- **AIM OF THE EXERCISE**
Send back the records in full, character for character.

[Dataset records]
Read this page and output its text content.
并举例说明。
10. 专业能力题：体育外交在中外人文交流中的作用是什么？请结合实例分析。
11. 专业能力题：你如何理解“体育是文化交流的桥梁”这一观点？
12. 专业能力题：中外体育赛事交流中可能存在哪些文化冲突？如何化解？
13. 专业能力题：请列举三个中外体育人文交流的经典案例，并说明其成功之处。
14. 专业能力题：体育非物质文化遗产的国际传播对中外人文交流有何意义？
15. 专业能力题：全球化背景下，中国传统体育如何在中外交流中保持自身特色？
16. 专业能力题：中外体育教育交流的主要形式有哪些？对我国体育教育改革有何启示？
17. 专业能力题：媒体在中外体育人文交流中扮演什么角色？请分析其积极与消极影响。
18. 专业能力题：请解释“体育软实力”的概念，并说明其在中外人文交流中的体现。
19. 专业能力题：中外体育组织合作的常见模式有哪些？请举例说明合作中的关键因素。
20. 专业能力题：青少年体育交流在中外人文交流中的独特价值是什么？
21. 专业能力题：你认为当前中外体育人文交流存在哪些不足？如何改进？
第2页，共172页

- **WRITTEN SOLUTION**
Read this page and output its text content.
并举例说明。
10. 专业能力题：体育外交在中外人文交流中的作用是什么？请结合实例分析。
11. 专业能力题：你如何理解“体育是文化交流的桥梁”这一观点？
12. 专业能力题：中外体育赛事交流中可能存在哪些文化冲突？如何化解？
13. 专业能力题：请列举三个中外体育人文交流的经典案例，并说明其成功之处。
14. 专业能力题：体育非物质文化遗产的国际传播对中外人文交流有何意义？
15. 专业能力题：全球化背景下，中国传统体育如何在中外交流中保持自身特色？
16. 专业能力题：中外体育教育交流的主要形式有哪些？对我国体育教育改革有何启示？
17. 专业能力题：媒体在中外体育人文交流中扮演什么角色？请分析其积极与消极影响。
18. 专业能力题：请解释“体育软实力”的概念，并说明其在中外人文交流中的体现。
19. 专业能力题：中外体育组织合作的常见模式有哪些？请举例说明合作中的关键因素。
20. 专业能力题：青少年体育交流在中外人文交流中的独特价值是什么？
21. 专业能力题：你认为当前中外体育人文交流存在哪些不足？如何改进？
第2页，共172页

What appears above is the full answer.